Copy out exactly the lines from the one containing "Transcribe the text in this document." to the end of the records below, both included, and nothing else.

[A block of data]
[Begin]

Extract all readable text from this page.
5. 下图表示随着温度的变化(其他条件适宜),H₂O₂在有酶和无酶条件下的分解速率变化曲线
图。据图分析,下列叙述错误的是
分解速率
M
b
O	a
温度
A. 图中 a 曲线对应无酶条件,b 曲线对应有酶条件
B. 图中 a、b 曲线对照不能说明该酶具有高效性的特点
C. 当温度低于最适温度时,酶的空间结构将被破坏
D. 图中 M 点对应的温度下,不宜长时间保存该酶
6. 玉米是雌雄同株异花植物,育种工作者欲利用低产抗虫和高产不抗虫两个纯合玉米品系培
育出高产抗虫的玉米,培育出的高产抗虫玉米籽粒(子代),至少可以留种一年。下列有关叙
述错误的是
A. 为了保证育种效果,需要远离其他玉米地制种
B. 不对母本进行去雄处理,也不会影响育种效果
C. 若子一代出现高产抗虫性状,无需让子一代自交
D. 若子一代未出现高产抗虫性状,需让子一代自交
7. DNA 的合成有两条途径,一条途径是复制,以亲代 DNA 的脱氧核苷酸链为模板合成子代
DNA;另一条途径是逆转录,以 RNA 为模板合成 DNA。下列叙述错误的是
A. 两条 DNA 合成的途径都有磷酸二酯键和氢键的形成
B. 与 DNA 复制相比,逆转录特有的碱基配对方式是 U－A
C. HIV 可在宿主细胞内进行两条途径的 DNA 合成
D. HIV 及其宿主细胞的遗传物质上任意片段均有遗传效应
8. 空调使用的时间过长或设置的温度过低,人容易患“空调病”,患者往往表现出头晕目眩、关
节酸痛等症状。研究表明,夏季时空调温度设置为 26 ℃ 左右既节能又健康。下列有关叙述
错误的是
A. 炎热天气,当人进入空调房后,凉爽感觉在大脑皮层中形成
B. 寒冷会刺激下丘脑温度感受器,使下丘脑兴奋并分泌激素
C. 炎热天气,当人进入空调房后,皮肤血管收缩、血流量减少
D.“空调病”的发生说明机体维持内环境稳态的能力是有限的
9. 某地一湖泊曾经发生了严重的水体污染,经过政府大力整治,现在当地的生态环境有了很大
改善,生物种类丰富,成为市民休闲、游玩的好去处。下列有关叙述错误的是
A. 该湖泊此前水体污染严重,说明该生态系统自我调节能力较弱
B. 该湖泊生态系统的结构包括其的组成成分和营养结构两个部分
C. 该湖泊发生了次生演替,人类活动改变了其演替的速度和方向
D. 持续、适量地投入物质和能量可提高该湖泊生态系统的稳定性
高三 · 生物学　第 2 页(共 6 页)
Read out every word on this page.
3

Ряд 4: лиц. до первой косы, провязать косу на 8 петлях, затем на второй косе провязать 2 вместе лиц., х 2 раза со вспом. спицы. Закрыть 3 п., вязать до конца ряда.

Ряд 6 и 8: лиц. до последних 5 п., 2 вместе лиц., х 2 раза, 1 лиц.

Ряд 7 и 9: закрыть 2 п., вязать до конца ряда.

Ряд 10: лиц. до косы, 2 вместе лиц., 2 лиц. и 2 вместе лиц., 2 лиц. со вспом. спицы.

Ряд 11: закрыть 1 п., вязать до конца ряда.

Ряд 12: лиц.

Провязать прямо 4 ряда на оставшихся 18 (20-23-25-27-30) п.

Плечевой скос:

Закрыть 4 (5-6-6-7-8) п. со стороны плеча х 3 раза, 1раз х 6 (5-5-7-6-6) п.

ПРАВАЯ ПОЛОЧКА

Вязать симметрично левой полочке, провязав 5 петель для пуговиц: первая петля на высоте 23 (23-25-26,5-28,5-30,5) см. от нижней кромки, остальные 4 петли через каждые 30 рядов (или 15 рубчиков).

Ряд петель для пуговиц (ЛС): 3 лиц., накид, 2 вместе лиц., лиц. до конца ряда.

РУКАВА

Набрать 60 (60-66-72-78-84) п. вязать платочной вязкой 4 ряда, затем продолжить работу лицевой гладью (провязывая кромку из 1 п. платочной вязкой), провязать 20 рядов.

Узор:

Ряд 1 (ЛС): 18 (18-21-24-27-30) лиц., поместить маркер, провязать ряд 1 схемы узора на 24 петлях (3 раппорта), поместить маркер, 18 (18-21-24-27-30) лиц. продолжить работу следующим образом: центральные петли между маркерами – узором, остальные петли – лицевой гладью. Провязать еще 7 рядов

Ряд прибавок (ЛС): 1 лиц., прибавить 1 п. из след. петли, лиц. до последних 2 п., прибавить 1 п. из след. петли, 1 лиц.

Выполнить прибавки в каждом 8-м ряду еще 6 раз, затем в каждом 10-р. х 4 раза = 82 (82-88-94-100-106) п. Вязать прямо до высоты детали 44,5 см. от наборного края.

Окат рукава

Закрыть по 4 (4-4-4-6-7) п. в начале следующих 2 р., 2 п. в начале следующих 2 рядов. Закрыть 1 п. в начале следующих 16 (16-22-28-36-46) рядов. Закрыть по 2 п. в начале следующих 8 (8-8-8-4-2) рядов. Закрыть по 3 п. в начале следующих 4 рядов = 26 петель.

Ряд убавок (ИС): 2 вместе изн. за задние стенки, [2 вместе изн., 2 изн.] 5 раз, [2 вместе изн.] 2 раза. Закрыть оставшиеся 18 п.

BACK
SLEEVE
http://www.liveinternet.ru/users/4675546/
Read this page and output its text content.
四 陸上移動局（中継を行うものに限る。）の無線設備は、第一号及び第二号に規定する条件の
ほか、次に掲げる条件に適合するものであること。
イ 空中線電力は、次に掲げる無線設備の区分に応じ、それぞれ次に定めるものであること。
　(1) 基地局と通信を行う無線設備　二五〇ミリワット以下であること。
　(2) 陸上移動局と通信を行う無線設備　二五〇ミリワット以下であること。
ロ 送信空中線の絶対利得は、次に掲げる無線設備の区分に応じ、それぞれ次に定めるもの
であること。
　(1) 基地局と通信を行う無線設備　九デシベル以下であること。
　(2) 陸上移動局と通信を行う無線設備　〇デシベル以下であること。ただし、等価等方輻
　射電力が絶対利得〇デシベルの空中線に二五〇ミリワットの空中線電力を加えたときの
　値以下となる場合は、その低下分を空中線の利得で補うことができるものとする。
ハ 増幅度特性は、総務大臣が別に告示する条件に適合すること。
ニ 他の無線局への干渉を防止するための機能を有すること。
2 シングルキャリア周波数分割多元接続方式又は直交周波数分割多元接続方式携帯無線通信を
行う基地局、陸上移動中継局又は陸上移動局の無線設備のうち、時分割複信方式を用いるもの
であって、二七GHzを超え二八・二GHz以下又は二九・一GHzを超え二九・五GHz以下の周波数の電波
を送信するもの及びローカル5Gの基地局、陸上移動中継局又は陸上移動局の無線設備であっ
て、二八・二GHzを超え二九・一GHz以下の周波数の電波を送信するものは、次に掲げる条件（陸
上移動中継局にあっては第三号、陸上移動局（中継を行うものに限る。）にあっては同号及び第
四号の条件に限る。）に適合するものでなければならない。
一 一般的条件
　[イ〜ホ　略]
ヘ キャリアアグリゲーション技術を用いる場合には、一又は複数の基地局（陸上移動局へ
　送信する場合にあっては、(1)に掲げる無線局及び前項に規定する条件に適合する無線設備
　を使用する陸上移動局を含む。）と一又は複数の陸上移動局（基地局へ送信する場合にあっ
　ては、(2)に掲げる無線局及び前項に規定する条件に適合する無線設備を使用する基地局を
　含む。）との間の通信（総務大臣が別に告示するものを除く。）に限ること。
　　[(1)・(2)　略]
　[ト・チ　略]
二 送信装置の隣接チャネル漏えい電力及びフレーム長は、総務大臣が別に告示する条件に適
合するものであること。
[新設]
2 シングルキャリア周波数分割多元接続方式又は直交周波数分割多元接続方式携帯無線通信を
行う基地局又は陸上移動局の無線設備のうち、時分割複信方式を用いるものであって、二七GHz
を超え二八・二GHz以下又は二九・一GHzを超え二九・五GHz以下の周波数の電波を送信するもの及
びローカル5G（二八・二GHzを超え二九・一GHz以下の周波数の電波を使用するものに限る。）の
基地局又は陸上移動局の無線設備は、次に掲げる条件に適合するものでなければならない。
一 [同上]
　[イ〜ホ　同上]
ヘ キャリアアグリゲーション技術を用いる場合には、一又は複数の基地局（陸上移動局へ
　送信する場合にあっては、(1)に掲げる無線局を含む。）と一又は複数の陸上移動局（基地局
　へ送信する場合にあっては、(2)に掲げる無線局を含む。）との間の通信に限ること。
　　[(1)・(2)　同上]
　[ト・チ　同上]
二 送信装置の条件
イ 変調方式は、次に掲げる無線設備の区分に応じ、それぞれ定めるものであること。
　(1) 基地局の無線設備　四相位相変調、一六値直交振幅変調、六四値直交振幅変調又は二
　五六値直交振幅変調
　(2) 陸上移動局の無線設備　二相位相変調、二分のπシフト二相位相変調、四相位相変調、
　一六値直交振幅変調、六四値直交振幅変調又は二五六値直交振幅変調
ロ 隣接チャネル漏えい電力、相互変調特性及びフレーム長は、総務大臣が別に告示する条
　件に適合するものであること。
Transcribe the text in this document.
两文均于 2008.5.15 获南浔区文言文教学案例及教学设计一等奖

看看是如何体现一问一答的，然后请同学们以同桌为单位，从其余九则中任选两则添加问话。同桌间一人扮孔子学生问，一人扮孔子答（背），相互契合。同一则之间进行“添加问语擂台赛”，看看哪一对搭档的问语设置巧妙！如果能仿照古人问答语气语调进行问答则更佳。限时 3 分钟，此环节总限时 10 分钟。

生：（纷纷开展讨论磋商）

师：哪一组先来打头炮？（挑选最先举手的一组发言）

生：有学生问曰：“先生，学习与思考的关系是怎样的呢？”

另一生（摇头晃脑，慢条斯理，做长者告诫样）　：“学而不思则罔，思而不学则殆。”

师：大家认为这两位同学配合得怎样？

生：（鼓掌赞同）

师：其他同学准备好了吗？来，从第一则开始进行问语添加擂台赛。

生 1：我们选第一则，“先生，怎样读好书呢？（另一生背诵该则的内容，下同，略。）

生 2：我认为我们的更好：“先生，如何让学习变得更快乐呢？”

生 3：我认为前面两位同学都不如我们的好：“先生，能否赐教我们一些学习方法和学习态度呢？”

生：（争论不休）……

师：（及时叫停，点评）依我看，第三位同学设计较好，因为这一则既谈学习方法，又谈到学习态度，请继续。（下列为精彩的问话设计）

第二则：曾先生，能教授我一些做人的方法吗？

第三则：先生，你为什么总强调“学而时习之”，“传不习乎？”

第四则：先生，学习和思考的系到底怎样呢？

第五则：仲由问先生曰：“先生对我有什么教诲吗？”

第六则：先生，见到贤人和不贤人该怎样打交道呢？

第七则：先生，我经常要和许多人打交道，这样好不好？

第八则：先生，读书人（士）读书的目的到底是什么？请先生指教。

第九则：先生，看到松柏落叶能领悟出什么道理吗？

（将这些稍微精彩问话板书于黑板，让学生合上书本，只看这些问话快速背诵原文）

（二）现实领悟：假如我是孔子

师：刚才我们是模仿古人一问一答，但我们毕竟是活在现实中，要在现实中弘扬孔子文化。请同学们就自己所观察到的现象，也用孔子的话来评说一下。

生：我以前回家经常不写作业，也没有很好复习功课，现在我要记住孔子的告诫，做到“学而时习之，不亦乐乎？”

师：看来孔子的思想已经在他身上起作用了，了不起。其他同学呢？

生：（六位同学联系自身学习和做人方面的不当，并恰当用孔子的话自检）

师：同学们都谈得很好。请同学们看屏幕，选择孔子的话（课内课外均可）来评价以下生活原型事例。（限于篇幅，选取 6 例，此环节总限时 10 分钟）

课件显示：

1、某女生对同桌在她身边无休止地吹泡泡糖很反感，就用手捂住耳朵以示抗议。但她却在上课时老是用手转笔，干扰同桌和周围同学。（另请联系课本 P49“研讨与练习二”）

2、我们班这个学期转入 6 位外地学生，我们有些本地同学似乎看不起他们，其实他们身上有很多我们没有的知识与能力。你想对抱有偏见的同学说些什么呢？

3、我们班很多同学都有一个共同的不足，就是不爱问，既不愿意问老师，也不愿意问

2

[End]

- [Solution]
Transcribe the text in this document.
两文均于 2008.5.15 获南浔区文言文教学案例及教学设计一等奖

看看是如何体现一问一答的，然后请同学们以同桌为单位，从其余九则中任选两则添加问话。同桌间一人扮孔子学生问，一人扮孔子答（背），相互契合。同一则之间进行“添加问语擂台赛”，看看哪一对搭档的问语设置巧妙！如果能仿照古人问答语气语调进行问答则更佳。限时 3 分钟，此环节总限时 10 分钟。

生：（纷纷开展讨论磋商）

师：哪一组先来打头炮？（挑选最先举手的一组发言）

生：有学生问曰：“先生，学习与思考的关系是怎样的呢？”

另一生（摇头晃脑，慢条斯理，做长者告诫样）　：“学而不思则罔，思而不学则殆。”

师：大家认为这两位同学配合得怎样？

生：（鼓掌赞同）

师：其他同学准备好了吗？来，从第一则开始进行问语添加擂台赛。

生 1：我们选第一则，“先生，怎样读好书呢？（另一生背诵该则的内容，下同，略。）

生 2：我认为我们的更好：“先生，如何让学习变得更快乐呢？”

生 3：我认为前面两位同学都不如我们的好：“先生，能否赐教我们一些学习方法和学习态度呢？”

生：（争论不休）……

师：（及时叫停，点评）依我看，第三位同学设计较好，因为这一则既谈学习方法，又谈到学习态度，请继续。（下列为精彩的问话设计）

第二则：曾先生，能教授我一些做人的方法吗？

第三则：先生，你为什么总强调“学而时习之”，“传不习乎？”

第四则：先生，学习和思考的系到底怎样呢？

第五则：仲由问先生曰：“先生对我有什么教诲吗？”

第六则：先生，见到贤人和不贤人该怎样打交道呢？

第七则：先生，我经常要和许多人打交道，这样好不好？

第八则：先生，读书人（士）读书的目的到底是什么？请先生指教。

第九则：先生，看到松柏落叶能领悟出什么道理吗？

（将这些稍微精彩问话板书于黑板，让学生合上书本，只看这些问话快速背诵原文）

（二）现实领悟：假如我是孔子

师：刚才我们是模仿古人一问一答，但我们毕竟是活在现实中，要在现实中弘扬孔子文化。请同学们就自己所观察到的现象，也用孔子的话来评说一下。

生：我以前回家经常不写作业，也没有很好复习功课，现在我要记住孔子的告诫，做到“学而时习之，不亦乐乎？”

师：看来孔子的思想已经在他身上起作用了，了不起。其他同学呢？

生：（六位同学联系自身学习和做人方面的不当，并恰当用孔子的话自检）

师：同学们都谈得很好。请同学们看屏幕，选择孔子的话（课内课外均可）来评价以下生活原型事例。（限于篇幅，选取 6 例，此环节总限时 10 分钟）

课件显示：

1、某女生对同桌在她身边无休止地吹泡泡糖很反感，就用手捂住耳朵以示抗议。但她却在上课时老是用手转笔，干扰同桌和周围同学。（另请联系课本 P49“研讨与练习二”）

2、我们班这个学期转入 6 位外地学生，我们有些本地同学似乎看不起他们，其实他们身上有很多我们没有的知识与能力。你想对抱有偏见的同学说些什么呢？

3、我们班很多同学都有一个共同的不足，就是不爱问，既不愿意问老师，也不愿意问

2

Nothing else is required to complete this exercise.